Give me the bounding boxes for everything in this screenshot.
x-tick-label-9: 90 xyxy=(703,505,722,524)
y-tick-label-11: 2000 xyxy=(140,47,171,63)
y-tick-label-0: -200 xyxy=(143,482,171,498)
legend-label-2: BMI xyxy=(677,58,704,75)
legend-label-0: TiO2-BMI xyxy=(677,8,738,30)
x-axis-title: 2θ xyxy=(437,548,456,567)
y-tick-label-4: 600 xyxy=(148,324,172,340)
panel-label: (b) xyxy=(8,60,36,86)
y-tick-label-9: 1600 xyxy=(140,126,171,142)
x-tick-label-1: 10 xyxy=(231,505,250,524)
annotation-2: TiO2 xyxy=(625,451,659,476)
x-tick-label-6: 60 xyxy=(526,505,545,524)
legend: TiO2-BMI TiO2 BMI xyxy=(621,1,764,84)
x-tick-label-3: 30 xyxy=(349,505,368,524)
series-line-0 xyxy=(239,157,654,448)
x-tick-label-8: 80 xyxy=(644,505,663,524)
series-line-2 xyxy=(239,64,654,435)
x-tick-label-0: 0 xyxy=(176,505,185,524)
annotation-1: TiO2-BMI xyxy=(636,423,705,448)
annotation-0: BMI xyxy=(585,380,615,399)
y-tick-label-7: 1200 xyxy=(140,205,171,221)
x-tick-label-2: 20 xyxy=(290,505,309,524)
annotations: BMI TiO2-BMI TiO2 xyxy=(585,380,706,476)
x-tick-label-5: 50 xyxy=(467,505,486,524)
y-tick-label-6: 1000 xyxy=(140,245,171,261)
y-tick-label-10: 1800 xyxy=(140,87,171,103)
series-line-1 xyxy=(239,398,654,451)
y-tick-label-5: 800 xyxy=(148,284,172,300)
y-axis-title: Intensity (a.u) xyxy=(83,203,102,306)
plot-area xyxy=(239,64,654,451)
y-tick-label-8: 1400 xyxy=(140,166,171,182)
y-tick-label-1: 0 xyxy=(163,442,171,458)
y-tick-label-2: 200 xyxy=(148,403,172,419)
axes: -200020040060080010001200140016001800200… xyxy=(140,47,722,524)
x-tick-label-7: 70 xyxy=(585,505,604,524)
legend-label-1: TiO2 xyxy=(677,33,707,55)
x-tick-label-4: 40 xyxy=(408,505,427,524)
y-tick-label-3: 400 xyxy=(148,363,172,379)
·····
Exercise. Please render every line of the material above as a Markdown table with the columns "No." and "Entry", numbering the rows and leaving out blank lines.

Final result.
| No. | Entry |
|---|---|
| 1 | Give me the bounding boxes for everything in this screenshot. |
| 2 | x-tick-label-9: 90 xyxy=(703,505,722,524) |
| 3 | y-tick-label-11: 2000 xyxy=(140,47,171,63) |
| 4 | y-tick-label-0: -200 xyxy=(143,482,171,498) |
| 5 | legend-label-2: BMI xyxy=(677,58,704,75) |
| 6 | legend-label-0: TiO2-BMI xyxy=(677,8,738,30) |
| 7 | x-axis-title: 2θ xyxy=(437,548,456,567) |
| 8 | y-tick-label-4: 600 xyxy=(148,324,172,340) |
| 9 | panel-label: (b) xyxy=(8,60,36,86) |
| 10 | y-tick-label-9: 1600 xyxy=(140,126,171,142) |
| 11 | x-tick-label-1: 10 xyxy=(231,505,250,524) |
| 12 | annotation-2: TiO2 xyxy=(625,451,659,476) |
| 13 | x-tick-label-6: 60 xyxy=(526,505,545,524) |
| 14 | legend: TiO2-BMI TiO2 BMI xyxy=(621,1,764,84) |
| 15 | x-tick-label-3: 30 xyxy=(349,505,368,524) |
| 16 | series-line-0 xyxy=(239,157,654,448) |
| 17 | x-tick-label-8: 80 xyxy=(644,505,663,524) |
| 18 | series-line-2 xyxy=(239,64,654,435) |
| 19 | x-tick-label-0: 0 xyxy=(176,505,185,524) |
| 20 | annotation-1: TiO2-BMI xyxy=(636,423,705,448) |
| 21 | annotation-0: BMI xyxy=(585,380,615,399) |
| 22 | y-tick-label-7: 1200 xyxy=(140,205,171,221) |
| 23 | x-tick-label-2: 20 xyxy=(290,505,309,524) |
| 24 | annotations: BMI TiO2-BMI TiO2 xyxy=(585,380,706,476) |
| 25 | x-tick-label-5: 50 xyxy=(467,505,486,524) |
| 26 | y-tick-label-6: 1000 xyxy=(140,245,171,261) |
| 27 | y-tick-label-10: 1800 xyxy=(140,87,171,103) |
| 28 | series-line-1 xyxy=(239,398,654,451) |
| 29 | y-tick-label-5: 800 xyxy=(148,284,172,300) |
| 30 | y-axis-title: Intensity (a.u) xyxy=(83,203,102,306) |
| 31 | plot-area xyxy=(239,64,654,451) |
| 32 | y-tick-label-8: 1400 xyxy=(140,166,171,182) |
| 33 | y-tick-label-1: 0 xyxy=(163,442,171,458) |
| 34 | y-tick-label-2: 200 xyxy=(148,403,172,419) |
| 35 | axes: -200020040060080010001200140016001800200… xyxy=(140,47,722,524) |
| 36 | x-tick-label-7: 70 xyxy=(585,505,604,524) |
| 37 | legend-label-1: TiO2 xyxy=(677,33,707,55) |
| 38 | x-tick-label-4: 40 xyxy=(408,505,427,524) |
| 39 | y-tick-label-3: 400 xyxy=(148,363,172,379) |